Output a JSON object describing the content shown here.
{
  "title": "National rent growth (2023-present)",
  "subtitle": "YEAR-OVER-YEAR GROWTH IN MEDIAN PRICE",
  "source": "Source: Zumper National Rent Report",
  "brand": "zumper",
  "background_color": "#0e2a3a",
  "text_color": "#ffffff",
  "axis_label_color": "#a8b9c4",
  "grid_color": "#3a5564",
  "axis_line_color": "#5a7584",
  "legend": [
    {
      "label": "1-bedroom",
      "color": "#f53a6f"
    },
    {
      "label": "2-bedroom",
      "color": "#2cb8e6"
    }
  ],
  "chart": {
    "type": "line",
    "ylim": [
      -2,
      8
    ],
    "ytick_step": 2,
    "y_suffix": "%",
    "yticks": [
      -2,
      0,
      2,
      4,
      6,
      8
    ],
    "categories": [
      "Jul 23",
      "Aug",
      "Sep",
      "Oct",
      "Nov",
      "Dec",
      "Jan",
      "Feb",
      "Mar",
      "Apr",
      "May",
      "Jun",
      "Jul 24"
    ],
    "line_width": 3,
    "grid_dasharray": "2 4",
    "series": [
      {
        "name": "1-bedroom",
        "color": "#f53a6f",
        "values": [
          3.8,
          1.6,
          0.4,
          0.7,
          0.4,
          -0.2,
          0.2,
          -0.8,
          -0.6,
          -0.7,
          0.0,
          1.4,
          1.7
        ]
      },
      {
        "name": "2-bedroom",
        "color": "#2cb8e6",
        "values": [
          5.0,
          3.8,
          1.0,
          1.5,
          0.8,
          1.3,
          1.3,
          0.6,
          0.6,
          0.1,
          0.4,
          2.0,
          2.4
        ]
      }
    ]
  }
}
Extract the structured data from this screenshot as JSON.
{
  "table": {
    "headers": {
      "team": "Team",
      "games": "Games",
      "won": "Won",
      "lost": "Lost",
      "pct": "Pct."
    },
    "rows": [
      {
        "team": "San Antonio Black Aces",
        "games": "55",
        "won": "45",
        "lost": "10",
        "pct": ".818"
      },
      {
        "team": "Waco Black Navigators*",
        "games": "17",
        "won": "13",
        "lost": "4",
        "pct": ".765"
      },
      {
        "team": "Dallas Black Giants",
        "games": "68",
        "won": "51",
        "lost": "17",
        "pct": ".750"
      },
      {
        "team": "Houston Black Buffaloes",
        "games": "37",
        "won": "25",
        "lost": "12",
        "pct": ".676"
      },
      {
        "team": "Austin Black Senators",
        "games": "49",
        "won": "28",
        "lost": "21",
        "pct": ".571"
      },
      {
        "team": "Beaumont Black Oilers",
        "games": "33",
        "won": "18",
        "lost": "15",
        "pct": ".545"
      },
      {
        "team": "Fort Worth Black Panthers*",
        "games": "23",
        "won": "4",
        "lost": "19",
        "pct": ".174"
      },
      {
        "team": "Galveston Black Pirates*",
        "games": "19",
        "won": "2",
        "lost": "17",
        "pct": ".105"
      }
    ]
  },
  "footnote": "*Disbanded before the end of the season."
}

● ● ● ●

*EXERCISE BRIEF*: Filter the entries down to the lines containing "Black". Copy each of those lines.

*EXPECTED OUTPUT*:
        "team": "San Antonio Black Aces",
        "team": "Waco Black Navigators*",
        "team": "Dallas Black Giants",
        "team": "Houston Black Buffaloes",
        "team": "Austin Black Senators",
        "team": "Beaumont Black Oilers",
        "team": "Fort Worth Black Panthers*",
        "team": "Galveston Black Pirates*",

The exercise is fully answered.